### Seite
# # #
Würden die Tiere aufbegehren

Alles vergeht. Wer klug ist, weiß das von Anfang an, und er bereut nichts.

Polen. Eine alte Frau in einem Haus, allein auf dem Land, an der polnisch-tschechischen Grenze. Sie hütet die Ferienhäuser reicher Städter. Sie leidet. Sie wettert gegen die Grausamkeiten, welche Jäger, Unternehmer und ganz normale Leute wilden und gefangenen Tieren antun. Sie beschäftigt sich mit William Blake und Astrologie. Ebenso wie der englische Dichter und Visionär Blake, der sich gegen viele herrschenden Auffassungen seiner Zeit stellte, legt sie sich mit gesellschaftlichen Autoritäten an. So wie er die Kirche, den herrschenden Rationalismus und aufkommenden Materialismus kritisierte, klagt sich über die kapitalistische Ausbeutung der Natur und den mangelnden Respekt gegenüber Tieren.

Das Buch wird als Kriminalroman und als das zugänglichste der Nobelpreisträgerin vermarktet. Zweiteres trifft wahrscheinlich zu, als Krimi würde ich das Ganze aber nicht bezeichnen. Denn Tokarczuk stellt nicht Spannung in den Vordergrund, sondern eine Art Leidensgeschichte der Hauptprotagonistin.

Es ist eine Geschichte über Außenseiter und den Rest der Gesellschaft, der rund um Grausamkeiten zusammenhält. Wo es Solidarität gibt zwischen den Randständigen, sie aber nichts gegen den herrschenden Konsens ausrichten können. Wo nur noch drastische Mittel bleiben, um Aufmerksamkeit auf Ungerechtigkeiten zu lenken.

Das Buch hat viele schöne und einige sehr berührende Stellen. Ich mag ihre philosophischen Einsprengsel, die Beobachtungen über das Leben, über Mehrheit und Minderheit in einer Gesellschaft.
# # #
Bounding-Box-Annotationen:
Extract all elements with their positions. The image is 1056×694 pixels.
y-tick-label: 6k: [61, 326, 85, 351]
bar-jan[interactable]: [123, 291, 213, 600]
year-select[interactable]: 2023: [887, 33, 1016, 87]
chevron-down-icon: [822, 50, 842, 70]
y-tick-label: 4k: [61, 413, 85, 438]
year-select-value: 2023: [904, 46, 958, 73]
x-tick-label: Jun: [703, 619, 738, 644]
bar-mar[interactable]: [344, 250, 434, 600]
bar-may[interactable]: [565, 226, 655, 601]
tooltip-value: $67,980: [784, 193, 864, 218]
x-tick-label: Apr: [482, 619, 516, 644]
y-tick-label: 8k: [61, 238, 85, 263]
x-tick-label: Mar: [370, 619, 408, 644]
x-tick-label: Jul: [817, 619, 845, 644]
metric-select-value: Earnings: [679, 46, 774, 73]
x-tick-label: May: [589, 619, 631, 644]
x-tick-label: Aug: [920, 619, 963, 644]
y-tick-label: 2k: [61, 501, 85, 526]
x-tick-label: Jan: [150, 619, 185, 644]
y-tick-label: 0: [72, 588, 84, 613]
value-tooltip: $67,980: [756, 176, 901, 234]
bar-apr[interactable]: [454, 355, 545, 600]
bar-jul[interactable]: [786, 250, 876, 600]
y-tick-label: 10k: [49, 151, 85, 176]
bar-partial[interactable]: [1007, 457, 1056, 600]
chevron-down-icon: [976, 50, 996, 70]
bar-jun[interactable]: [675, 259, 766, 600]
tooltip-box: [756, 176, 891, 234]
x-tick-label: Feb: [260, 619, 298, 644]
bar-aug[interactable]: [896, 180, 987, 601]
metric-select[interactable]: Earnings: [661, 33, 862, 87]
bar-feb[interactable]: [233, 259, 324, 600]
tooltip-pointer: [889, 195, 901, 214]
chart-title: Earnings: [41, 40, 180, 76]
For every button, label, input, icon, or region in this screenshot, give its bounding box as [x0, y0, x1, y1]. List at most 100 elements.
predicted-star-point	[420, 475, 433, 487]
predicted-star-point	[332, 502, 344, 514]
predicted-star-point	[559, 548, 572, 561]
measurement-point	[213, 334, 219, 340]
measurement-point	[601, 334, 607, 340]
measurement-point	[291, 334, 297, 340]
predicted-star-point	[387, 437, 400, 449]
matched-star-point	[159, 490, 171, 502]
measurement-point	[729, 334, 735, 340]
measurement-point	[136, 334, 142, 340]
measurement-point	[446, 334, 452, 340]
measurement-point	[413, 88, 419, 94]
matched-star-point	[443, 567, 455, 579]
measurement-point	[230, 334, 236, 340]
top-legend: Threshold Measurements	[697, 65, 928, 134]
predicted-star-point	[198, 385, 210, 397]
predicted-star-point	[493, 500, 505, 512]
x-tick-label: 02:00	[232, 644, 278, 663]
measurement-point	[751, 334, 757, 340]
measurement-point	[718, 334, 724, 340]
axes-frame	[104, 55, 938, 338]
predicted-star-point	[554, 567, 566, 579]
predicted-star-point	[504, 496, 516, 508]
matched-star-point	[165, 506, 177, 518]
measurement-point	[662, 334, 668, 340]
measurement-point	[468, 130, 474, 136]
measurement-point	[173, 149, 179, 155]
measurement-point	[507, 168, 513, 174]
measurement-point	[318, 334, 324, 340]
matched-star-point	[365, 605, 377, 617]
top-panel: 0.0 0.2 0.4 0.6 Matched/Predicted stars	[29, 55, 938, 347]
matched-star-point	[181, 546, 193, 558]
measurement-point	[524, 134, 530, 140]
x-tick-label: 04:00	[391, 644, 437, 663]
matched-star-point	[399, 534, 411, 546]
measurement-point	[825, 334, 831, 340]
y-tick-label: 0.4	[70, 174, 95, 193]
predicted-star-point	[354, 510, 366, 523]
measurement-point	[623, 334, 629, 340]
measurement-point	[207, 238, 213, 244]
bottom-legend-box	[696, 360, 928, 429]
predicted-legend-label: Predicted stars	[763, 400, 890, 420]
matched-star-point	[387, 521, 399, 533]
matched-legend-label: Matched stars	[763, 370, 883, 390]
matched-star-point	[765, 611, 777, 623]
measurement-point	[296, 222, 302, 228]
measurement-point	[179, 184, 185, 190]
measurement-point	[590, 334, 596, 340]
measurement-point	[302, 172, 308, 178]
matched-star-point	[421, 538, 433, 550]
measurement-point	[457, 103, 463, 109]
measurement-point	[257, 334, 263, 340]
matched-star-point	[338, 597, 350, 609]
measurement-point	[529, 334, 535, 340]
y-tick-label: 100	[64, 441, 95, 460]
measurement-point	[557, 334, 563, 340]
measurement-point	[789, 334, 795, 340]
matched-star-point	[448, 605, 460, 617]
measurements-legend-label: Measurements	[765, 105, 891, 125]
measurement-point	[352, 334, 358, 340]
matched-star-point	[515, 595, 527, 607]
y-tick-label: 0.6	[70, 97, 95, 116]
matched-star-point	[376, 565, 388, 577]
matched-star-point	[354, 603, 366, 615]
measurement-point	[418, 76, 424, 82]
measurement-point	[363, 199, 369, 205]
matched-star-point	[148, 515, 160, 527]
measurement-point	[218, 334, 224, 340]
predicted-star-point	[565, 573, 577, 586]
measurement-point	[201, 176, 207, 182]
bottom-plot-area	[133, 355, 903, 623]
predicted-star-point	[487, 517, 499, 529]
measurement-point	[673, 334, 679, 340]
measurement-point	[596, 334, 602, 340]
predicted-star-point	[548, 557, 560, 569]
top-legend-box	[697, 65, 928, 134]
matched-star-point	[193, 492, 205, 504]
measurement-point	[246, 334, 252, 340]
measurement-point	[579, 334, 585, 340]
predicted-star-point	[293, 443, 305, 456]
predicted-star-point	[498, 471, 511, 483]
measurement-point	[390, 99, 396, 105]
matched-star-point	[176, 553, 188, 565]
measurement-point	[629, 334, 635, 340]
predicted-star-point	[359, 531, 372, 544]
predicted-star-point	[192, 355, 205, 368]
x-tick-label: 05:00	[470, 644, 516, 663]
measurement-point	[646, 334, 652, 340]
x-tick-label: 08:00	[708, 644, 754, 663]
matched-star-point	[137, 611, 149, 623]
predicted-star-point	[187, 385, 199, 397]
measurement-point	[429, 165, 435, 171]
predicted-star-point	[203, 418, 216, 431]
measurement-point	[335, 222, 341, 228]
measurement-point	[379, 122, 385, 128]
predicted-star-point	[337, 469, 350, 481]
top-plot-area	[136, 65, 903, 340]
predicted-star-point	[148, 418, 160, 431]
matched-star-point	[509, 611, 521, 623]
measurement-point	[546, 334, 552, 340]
# # #
### Aufgaben
A - Geben Sie den Abschnitt der Buchrezension von „Das Buch hat“ bis „in einer Gesellschaft.“ wortgetreu aus.
B - Führen Sie die Buchrezension im Anschluss an ihren letzten Satz weiter.

### Antworten je Aufgabe
A -
Das Buch hat viele schöne und einige sehr berührende Stellen. Ich mag ihre philosophischen Einsprengsel, die Beobachtungen über das Leben, über Mehrheit und Minderheit in einer Gesellschaft.

B -
Das ist es, was ich an den Menschen am wenigsten mag – kalte Ironie. Es ist eine sehr feige Haltung. Aus ihr heraus kann man alles belächeln und diskreditieren, sich für nichts engagieren, sich von allem distanzieren. Wie ein Impotenter, der keine Lust genießen kann, aber alles tut, um es den anderen zu vermiesen.

Die Frau geht eine Art Kreuzweg, um Rache zu üben. Durch ihr lückenhaftes, unzuverlässiges Erzählen sind wir auf ihrer Seite. Wir haben Angst, dass sie sich durch ihr unvorsichtiges Verhalten in die Schusslinie der Polizei begibt und verdächtig macht. Am Ende bricht es aus ihr heraus, wie eine Art Geständnis an die Leserin. Eine Beichte, die wir ihr abnehmen, da wir ihr Leiden und ihr Anliegen kennen und verstehen. Sie ist eine Rebellin, sie kämpft auf der Seite der Schwachen und Wehrlosen gegen eine Kaste von gesellschaftlich sanktionierten Mördern. Von der Kirche abgesegnet morden Politik und Wirtschaft in trauter Eintracht Lebewesen, beuten die Natur aus. Den Kindern wird das alles so spielerisch wie eindringlich eingebläut. An diesem Punkt hat sie nichts mehr zu verlieren.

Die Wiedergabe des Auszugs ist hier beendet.